Stated exercise → Select all lines holding the word "this" from the entries that follow.

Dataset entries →
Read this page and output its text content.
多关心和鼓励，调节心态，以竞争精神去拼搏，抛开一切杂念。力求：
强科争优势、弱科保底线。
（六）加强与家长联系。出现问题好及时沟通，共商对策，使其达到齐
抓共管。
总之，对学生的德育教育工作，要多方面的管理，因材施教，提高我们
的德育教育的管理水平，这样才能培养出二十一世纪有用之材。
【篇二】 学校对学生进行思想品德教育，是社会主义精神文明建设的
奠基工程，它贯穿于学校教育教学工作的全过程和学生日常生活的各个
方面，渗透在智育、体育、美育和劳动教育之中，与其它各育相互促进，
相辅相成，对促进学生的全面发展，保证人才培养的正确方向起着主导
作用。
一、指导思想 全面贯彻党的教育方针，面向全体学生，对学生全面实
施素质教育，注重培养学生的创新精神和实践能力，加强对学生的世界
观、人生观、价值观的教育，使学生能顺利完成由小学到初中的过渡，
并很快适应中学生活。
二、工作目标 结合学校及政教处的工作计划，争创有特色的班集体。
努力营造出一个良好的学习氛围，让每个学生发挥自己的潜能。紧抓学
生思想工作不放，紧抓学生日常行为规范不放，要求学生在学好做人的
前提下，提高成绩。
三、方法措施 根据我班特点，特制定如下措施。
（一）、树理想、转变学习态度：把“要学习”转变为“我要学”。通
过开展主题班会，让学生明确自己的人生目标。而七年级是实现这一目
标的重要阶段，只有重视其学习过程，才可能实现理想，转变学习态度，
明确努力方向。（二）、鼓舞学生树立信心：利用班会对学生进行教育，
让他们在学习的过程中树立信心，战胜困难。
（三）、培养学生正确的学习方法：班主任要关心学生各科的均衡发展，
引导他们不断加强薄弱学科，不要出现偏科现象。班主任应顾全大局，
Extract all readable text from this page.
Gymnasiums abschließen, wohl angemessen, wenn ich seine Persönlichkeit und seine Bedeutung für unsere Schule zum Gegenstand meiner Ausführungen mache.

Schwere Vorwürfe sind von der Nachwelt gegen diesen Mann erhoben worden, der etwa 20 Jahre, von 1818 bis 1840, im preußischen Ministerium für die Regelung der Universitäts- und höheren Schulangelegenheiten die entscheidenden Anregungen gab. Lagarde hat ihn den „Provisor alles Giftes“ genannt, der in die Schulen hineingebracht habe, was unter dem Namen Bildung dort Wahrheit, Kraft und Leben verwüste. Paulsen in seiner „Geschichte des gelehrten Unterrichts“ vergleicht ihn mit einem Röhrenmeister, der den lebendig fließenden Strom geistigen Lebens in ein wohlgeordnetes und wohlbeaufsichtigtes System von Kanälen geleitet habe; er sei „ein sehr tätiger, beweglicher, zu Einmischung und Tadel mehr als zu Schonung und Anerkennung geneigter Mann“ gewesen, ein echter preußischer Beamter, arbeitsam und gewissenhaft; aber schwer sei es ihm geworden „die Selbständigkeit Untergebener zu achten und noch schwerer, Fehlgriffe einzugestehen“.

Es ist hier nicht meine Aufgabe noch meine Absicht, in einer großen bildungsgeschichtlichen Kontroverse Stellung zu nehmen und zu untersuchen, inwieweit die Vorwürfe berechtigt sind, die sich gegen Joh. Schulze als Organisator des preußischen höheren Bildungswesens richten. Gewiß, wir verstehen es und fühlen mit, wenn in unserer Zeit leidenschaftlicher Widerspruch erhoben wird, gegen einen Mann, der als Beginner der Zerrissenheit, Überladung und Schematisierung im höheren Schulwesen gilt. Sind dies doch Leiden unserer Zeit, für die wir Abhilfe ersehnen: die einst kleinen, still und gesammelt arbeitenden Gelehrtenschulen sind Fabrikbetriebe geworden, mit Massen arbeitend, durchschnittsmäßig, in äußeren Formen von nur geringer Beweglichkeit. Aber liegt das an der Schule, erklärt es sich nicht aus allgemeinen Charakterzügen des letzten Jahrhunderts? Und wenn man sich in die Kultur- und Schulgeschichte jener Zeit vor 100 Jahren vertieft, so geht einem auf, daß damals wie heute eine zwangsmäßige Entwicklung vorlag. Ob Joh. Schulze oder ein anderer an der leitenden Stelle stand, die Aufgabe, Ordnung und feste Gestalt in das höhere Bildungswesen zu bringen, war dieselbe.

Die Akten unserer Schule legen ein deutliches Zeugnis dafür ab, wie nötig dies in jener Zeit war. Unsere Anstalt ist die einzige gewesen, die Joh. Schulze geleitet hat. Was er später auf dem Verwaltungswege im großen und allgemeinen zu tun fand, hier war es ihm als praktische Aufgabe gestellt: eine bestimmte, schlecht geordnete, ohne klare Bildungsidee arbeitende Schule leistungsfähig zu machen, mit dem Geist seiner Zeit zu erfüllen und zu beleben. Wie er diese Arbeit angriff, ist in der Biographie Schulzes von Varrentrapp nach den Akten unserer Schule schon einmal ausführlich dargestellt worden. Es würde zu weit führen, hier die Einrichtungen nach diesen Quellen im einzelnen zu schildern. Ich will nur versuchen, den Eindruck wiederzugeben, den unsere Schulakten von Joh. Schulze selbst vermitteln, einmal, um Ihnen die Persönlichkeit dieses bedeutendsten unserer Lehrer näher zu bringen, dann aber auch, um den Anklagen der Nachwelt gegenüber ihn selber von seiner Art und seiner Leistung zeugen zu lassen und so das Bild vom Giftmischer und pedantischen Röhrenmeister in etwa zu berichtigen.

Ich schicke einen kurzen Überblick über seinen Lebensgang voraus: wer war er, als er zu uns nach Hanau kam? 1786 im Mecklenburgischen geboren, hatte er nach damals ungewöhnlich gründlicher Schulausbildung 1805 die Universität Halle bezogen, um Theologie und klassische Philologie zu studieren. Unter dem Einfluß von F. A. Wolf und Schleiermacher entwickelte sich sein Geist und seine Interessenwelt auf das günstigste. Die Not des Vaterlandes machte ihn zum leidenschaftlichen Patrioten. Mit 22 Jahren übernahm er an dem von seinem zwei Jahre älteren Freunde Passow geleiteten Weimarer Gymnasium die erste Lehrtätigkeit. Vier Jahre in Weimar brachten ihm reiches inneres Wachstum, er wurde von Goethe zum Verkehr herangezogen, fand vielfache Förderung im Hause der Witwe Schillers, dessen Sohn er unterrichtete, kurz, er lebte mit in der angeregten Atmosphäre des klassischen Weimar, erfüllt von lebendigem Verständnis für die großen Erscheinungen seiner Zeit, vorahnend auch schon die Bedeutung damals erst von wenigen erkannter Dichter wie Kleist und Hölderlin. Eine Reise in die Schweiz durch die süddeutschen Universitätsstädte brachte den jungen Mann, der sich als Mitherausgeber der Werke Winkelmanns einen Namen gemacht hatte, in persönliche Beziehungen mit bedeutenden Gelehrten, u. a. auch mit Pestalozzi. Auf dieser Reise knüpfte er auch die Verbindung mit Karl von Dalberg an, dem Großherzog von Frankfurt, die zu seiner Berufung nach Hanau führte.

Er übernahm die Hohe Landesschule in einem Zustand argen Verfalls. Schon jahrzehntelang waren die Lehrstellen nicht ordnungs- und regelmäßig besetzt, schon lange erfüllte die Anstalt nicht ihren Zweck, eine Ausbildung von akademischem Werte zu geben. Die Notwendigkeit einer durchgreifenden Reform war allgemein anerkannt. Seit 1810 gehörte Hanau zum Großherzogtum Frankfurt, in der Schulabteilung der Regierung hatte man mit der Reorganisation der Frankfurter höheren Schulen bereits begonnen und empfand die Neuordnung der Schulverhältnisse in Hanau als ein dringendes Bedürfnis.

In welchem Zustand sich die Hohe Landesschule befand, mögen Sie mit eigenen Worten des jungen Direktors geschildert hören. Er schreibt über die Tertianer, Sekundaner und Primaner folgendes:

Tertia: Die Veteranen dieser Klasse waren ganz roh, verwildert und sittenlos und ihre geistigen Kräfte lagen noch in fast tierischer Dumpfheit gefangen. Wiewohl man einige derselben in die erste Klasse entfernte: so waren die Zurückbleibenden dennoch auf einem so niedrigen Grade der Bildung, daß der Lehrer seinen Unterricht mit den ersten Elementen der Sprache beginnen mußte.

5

The answer →
Read this page and output its text content.
Extract all readable text from this page.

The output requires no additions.